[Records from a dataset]
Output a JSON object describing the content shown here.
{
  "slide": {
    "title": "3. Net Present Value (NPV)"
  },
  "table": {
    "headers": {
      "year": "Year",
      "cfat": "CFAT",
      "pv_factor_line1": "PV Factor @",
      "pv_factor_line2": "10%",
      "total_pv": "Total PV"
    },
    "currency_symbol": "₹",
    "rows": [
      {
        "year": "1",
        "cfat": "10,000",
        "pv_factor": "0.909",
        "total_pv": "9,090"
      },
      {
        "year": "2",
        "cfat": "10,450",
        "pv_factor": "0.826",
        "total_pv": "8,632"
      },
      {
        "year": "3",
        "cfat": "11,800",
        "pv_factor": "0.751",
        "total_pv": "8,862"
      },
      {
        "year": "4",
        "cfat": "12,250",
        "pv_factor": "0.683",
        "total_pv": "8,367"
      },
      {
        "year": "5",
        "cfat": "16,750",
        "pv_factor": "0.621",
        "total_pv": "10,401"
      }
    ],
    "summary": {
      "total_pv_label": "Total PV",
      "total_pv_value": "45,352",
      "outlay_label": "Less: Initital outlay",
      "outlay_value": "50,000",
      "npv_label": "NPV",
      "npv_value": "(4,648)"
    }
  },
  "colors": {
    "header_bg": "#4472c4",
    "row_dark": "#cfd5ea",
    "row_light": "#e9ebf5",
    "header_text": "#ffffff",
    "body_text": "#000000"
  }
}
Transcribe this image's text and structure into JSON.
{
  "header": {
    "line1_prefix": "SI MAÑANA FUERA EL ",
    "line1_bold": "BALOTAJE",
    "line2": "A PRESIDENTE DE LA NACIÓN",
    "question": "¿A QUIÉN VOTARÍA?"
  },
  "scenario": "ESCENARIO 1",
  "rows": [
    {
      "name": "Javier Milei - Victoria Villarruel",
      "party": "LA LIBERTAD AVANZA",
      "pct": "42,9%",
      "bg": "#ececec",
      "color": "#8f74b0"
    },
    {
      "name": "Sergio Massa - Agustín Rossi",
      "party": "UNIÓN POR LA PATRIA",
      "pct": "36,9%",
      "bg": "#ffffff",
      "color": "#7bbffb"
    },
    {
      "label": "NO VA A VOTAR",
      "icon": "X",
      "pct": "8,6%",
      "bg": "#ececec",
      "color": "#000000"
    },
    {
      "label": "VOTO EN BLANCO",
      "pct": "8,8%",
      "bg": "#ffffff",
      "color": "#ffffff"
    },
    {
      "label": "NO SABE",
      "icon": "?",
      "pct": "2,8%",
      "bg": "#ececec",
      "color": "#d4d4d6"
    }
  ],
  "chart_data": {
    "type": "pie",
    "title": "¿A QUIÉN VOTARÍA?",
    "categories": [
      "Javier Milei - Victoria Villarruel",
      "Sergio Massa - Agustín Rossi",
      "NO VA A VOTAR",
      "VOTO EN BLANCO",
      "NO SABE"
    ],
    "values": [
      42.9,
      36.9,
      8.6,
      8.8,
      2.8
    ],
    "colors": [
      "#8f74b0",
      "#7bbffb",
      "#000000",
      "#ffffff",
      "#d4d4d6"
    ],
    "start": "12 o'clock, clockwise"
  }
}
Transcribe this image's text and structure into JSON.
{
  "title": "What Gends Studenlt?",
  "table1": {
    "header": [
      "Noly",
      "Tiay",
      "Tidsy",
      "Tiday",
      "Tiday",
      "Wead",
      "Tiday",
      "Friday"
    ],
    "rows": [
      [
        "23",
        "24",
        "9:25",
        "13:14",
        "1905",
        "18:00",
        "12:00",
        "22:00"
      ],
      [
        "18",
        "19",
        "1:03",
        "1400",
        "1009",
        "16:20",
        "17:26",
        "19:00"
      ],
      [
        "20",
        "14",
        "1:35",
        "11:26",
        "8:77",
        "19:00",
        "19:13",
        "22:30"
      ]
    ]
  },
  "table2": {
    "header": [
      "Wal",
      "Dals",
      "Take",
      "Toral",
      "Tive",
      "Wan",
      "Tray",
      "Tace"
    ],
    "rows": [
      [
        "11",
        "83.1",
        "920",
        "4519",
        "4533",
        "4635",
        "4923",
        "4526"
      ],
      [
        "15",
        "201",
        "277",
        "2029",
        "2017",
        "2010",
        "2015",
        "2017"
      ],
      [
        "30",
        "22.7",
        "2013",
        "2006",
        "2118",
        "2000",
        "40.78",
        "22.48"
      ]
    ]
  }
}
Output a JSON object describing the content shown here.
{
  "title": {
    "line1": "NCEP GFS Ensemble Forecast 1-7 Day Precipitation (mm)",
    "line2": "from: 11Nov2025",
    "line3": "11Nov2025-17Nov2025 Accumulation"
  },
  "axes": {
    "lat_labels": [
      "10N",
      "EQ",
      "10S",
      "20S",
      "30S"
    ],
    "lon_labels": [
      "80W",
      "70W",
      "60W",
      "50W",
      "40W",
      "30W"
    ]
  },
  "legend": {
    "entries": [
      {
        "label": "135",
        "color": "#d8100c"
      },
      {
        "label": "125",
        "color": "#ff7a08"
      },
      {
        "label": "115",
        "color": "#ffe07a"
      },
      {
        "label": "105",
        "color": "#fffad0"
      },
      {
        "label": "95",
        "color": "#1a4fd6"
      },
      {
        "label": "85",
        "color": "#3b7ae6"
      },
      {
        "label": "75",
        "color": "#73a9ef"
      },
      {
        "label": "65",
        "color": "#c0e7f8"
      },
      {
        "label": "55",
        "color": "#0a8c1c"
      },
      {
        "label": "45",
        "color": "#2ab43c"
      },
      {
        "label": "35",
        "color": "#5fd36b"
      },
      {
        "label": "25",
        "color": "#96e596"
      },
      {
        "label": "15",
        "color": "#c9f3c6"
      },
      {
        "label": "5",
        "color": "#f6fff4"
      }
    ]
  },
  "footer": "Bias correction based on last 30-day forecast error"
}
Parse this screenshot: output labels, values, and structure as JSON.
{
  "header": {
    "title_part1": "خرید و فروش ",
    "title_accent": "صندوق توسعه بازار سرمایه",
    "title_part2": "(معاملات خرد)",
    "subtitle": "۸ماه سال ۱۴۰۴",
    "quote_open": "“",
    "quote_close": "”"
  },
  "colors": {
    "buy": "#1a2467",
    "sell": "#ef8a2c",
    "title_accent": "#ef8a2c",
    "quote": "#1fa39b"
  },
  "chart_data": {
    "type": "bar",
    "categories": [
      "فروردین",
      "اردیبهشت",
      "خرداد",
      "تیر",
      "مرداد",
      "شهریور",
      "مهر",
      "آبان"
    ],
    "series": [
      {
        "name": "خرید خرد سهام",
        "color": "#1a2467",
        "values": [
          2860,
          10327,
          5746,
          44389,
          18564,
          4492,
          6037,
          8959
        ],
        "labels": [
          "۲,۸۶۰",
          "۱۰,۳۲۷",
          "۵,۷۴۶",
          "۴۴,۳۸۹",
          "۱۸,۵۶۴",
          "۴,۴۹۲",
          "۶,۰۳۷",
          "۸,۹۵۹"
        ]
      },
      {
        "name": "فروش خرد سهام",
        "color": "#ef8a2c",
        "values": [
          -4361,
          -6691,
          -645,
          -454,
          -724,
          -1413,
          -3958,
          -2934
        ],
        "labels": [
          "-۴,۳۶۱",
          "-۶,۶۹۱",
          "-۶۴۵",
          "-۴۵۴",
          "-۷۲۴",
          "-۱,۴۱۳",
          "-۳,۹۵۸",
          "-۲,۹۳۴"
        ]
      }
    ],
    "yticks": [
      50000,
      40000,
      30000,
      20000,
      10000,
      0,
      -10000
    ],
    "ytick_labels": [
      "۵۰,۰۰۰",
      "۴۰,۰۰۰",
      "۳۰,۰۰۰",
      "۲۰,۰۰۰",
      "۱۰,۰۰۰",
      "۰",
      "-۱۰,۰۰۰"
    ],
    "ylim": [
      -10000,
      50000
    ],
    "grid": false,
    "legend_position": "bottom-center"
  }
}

- **Exercise objective**: Find the string "Rossi" in the entries above and return each line that holds it.

- **Full solution**:
      "name": "Sergio Massa - Agustín Rossi",
      "Sergio Massa - Agustín Rossi",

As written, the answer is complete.